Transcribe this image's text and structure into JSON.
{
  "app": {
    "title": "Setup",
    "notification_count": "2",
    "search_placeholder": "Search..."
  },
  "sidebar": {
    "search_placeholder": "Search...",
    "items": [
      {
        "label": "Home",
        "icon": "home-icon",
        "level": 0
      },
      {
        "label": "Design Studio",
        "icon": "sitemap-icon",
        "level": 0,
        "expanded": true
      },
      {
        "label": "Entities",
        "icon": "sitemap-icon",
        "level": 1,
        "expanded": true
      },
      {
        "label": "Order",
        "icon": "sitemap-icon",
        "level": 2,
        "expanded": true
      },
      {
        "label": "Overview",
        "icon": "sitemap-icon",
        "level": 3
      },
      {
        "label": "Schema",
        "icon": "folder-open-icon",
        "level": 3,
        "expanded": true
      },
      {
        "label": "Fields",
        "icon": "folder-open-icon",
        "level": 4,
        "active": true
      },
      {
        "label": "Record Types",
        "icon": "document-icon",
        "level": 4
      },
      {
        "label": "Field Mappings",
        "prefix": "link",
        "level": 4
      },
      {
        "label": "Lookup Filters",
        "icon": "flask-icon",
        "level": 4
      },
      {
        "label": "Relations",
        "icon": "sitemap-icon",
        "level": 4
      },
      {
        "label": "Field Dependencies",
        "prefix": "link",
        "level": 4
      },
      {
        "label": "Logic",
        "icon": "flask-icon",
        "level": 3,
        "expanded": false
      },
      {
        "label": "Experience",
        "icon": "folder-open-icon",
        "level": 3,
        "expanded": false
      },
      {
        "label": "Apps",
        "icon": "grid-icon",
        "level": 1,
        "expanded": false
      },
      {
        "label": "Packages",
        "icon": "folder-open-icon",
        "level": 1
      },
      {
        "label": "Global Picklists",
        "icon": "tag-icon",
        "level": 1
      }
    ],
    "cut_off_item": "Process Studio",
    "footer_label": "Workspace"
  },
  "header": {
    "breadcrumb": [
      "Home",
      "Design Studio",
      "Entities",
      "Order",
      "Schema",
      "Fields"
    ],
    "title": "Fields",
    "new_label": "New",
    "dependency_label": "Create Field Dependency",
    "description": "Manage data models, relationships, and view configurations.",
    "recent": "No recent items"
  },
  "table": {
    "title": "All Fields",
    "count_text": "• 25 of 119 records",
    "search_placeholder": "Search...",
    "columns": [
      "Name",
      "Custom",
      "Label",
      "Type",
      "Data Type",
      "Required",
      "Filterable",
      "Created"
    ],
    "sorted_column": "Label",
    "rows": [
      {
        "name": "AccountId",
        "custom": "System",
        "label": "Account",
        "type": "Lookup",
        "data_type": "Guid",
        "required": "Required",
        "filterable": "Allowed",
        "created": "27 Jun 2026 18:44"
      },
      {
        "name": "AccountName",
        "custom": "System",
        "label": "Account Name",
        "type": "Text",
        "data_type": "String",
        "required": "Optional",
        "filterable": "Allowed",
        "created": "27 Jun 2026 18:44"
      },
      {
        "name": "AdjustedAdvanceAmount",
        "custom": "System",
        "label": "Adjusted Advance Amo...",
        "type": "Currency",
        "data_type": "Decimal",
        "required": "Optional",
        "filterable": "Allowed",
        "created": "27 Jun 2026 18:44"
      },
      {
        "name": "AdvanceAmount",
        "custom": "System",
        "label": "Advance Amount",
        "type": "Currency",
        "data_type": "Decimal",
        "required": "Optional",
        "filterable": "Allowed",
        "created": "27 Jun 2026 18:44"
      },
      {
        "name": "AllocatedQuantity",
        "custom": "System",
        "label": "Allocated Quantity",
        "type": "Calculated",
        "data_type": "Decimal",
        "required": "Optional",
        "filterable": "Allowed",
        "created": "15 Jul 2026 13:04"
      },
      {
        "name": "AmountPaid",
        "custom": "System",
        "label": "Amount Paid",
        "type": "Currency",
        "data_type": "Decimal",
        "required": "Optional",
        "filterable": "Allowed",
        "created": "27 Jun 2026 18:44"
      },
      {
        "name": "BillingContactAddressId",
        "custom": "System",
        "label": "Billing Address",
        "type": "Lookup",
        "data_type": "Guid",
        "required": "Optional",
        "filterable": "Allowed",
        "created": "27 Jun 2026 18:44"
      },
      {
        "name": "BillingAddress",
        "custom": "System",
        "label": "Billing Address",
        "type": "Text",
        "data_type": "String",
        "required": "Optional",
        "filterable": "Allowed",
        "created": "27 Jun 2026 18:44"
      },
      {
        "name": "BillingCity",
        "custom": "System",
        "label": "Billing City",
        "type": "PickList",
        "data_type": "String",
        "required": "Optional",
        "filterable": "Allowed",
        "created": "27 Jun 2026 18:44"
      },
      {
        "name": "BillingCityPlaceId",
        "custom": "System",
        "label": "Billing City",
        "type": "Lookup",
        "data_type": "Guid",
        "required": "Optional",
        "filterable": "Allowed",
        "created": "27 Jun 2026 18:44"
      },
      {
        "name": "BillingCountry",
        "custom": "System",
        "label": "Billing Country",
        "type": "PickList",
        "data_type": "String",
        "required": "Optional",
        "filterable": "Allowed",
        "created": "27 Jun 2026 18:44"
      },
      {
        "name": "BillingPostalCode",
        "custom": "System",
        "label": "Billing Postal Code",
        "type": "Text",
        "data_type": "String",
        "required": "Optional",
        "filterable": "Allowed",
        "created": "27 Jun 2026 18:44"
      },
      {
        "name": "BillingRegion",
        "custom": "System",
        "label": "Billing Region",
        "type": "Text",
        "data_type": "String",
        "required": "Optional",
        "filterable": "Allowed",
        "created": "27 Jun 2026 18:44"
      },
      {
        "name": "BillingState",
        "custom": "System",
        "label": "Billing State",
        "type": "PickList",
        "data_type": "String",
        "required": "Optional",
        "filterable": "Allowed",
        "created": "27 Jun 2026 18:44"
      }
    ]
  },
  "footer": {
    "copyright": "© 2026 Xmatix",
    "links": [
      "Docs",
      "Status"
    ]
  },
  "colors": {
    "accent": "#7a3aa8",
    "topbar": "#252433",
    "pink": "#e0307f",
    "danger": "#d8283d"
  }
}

REQUIRED WORK |
Show the lines of the material that contain the word "Fields".

WORKED ANSWER |
        "label": "Fields",
      "Fields"
    "title": "Fields",
    "title": "All Fields",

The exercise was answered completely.